**Written task:** Track down each line that has the word "Budget" and copy it.

— start of Material —

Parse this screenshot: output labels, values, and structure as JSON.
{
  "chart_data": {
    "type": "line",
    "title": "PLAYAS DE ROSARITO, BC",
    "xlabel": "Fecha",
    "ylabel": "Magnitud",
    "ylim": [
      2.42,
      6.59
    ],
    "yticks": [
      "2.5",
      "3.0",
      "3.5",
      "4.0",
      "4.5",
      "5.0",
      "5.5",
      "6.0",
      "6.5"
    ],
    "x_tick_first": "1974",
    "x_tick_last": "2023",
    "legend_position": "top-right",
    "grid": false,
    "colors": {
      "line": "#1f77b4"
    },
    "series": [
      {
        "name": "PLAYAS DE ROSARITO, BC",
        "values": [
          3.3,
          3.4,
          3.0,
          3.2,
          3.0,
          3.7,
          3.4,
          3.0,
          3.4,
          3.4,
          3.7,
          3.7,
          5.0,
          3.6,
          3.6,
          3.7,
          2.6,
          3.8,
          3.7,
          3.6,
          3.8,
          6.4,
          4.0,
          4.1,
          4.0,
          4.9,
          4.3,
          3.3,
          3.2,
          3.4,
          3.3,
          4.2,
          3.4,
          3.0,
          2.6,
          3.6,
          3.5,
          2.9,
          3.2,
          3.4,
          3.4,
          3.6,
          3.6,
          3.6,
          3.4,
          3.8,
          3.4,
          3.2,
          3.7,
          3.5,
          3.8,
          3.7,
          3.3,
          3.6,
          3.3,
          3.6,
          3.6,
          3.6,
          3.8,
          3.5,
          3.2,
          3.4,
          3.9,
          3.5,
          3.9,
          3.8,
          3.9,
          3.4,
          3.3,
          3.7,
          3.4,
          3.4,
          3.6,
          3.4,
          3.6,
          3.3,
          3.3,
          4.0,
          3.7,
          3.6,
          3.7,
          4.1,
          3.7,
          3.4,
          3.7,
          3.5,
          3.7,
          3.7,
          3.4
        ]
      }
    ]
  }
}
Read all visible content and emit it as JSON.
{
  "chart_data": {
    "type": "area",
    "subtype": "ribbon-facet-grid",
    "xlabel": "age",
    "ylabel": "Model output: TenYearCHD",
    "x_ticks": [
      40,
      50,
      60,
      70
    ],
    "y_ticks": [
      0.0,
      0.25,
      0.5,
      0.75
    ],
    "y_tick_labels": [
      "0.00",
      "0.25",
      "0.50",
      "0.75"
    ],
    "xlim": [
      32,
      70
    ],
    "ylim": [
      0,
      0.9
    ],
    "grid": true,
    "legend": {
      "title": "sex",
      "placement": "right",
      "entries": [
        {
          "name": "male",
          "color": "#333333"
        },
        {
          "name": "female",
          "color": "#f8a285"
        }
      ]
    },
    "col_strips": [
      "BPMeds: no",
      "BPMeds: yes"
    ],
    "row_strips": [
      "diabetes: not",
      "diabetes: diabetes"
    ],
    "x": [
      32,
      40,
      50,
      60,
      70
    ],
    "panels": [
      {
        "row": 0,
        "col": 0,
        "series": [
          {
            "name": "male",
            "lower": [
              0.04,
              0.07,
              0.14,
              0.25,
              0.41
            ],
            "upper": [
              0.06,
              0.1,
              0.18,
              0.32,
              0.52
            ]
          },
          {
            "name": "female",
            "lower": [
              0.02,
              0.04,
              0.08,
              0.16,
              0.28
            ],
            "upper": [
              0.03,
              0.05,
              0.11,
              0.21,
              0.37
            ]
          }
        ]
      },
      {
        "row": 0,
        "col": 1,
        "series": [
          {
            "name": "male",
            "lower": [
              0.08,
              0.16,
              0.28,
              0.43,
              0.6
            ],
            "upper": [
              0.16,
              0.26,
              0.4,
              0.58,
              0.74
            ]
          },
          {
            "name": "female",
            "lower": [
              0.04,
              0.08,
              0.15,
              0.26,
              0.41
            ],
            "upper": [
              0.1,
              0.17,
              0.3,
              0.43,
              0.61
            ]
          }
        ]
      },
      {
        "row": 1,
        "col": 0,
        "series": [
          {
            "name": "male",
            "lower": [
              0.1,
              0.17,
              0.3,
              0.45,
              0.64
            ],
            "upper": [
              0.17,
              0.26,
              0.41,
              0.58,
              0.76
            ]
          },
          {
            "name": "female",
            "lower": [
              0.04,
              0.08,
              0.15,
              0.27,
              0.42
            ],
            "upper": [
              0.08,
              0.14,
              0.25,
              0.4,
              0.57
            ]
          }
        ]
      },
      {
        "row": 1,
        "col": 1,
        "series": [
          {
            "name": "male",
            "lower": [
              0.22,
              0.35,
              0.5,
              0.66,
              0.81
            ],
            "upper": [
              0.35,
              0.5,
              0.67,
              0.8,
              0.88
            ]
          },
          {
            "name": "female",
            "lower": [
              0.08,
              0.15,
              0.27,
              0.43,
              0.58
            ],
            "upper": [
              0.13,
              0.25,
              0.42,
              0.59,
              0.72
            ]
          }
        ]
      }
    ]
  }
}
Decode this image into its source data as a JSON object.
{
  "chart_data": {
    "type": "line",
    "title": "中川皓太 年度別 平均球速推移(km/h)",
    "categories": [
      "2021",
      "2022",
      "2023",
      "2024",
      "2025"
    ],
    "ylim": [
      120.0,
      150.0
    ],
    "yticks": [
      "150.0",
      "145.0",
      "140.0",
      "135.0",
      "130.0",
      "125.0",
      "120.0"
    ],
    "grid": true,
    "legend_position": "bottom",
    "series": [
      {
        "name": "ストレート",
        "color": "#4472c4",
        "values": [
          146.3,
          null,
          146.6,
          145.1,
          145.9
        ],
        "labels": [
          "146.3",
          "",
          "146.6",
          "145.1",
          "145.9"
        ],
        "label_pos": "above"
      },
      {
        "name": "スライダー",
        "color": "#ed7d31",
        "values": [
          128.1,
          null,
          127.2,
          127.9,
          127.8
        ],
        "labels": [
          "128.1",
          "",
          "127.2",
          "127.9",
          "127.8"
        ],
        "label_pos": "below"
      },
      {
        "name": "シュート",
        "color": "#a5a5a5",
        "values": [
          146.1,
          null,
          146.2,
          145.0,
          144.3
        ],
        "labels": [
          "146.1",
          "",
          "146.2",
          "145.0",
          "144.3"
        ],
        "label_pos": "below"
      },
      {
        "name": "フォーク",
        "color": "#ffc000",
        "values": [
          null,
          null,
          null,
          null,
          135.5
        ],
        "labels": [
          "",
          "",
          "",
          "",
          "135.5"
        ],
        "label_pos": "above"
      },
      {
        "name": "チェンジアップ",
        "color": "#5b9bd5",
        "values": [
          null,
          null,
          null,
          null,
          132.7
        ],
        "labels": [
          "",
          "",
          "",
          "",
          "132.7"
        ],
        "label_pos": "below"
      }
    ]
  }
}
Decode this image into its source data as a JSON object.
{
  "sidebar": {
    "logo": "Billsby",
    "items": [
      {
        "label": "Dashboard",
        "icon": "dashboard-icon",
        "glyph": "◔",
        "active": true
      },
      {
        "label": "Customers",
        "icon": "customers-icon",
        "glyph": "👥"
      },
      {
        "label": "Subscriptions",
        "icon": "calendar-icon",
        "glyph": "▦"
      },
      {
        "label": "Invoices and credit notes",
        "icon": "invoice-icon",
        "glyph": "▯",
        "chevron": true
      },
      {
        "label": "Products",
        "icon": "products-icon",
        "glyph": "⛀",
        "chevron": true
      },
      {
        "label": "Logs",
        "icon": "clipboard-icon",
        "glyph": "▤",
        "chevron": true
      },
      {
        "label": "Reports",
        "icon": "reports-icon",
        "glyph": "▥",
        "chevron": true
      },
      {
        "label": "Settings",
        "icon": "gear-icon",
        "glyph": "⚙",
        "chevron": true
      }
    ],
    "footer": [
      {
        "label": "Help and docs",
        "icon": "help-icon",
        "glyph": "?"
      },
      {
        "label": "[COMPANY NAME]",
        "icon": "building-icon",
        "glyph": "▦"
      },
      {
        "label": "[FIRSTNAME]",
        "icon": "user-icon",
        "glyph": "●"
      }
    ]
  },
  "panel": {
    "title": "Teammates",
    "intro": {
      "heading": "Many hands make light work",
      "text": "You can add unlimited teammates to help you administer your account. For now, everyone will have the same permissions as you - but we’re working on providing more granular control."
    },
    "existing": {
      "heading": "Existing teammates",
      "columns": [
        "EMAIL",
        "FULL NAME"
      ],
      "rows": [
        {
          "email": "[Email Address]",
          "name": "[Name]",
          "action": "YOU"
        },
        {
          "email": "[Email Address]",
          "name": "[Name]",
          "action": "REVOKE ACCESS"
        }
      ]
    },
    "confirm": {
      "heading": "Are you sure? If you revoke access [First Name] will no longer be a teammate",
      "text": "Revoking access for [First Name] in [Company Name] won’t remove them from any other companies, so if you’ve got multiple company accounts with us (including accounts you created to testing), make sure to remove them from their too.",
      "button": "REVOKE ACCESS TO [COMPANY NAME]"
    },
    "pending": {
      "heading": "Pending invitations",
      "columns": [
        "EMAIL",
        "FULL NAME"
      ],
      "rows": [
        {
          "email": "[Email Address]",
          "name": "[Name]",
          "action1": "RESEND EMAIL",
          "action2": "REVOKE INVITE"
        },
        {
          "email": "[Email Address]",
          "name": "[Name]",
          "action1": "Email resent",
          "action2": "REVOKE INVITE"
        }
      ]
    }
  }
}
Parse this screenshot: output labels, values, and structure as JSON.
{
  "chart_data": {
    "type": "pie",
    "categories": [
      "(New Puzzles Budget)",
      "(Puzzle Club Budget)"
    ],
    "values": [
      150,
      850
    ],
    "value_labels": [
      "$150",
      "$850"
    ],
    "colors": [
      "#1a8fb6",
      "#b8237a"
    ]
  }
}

— end of Material —

**Solution to the problem:**
      "(New Puzzles Budget)",
      "(Puzzle Club Budget)"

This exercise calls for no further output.